(Extracted data entries)
--------------------

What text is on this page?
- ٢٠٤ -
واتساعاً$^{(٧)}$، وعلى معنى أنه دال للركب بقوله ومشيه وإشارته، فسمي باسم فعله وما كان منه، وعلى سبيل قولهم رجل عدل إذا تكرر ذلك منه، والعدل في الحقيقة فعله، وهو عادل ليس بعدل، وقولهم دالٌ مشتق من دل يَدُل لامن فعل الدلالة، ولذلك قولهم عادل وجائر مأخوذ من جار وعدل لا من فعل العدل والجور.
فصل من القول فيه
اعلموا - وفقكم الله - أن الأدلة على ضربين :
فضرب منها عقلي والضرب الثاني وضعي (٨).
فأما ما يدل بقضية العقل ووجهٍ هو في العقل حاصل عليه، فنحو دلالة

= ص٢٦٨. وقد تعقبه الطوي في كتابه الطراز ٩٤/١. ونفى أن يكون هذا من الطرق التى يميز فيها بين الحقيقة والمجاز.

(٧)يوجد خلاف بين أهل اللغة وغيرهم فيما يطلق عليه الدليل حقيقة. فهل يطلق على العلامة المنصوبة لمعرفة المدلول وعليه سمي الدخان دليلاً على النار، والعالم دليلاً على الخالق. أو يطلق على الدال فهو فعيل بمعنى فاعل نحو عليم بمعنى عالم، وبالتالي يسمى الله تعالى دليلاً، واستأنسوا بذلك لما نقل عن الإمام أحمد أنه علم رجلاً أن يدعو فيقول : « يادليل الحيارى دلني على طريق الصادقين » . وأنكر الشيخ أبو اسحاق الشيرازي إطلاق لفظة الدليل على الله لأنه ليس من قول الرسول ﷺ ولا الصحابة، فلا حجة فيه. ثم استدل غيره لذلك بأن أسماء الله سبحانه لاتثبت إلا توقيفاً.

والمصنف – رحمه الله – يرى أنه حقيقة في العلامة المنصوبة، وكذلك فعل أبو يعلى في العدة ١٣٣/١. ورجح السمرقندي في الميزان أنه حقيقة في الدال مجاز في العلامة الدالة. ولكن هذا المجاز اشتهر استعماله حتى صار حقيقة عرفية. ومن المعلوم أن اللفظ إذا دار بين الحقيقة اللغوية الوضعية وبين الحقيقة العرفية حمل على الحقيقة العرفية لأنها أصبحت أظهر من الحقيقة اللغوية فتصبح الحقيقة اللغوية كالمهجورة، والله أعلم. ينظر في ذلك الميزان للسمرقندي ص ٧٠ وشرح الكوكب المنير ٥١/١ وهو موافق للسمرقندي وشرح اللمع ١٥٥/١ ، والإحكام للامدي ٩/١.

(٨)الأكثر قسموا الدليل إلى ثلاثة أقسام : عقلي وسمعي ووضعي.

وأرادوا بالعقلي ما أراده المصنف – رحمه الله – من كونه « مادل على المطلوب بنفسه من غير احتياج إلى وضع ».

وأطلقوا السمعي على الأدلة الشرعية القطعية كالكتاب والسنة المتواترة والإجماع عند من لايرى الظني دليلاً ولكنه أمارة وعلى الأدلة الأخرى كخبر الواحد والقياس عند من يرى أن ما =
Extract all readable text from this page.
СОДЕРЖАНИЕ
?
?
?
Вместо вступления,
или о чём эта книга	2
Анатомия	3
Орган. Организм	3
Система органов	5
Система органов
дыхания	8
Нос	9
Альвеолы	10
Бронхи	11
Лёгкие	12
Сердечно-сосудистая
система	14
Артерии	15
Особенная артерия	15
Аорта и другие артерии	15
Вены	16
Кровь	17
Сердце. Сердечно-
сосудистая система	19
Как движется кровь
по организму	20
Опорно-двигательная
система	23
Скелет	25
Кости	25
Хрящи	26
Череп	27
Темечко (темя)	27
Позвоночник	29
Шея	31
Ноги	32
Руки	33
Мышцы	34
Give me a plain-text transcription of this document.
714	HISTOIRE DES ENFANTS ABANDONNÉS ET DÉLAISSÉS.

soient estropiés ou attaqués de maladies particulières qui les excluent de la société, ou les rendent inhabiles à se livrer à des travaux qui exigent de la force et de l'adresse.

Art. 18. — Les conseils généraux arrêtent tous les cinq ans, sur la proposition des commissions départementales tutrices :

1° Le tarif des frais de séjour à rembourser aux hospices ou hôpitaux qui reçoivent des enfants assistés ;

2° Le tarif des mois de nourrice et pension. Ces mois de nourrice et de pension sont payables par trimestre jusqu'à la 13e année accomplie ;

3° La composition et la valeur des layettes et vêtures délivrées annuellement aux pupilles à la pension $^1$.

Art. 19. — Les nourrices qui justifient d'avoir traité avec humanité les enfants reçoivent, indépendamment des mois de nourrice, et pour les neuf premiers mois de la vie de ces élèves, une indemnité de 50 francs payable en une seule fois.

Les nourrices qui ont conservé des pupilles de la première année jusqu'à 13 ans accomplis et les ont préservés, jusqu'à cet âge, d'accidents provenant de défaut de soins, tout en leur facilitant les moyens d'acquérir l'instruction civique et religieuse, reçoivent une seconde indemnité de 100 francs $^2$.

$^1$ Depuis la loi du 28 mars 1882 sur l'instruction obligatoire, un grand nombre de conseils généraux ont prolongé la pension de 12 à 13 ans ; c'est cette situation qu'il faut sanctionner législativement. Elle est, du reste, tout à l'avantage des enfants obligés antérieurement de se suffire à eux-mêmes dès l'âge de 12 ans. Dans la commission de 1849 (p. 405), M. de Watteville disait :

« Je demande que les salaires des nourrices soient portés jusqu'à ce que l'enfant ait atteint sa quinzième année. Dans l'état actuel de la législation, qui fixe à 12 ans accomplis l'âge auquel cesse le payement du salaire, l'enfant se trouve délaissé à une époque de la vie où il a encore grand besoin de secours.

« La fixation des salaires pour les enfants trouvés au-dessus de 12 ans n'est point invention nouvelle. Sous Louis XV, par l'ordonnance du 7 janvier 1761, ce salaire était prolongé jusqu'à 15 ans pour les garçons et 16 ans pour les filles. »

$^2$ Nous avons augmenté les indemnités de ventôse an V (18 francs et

--------------------

■ **WRITTEN PROBLEM**
In the listing above, count each line that holds the string "francs". Give the number only.

■ **RESPONSE TO THIS TASK**
3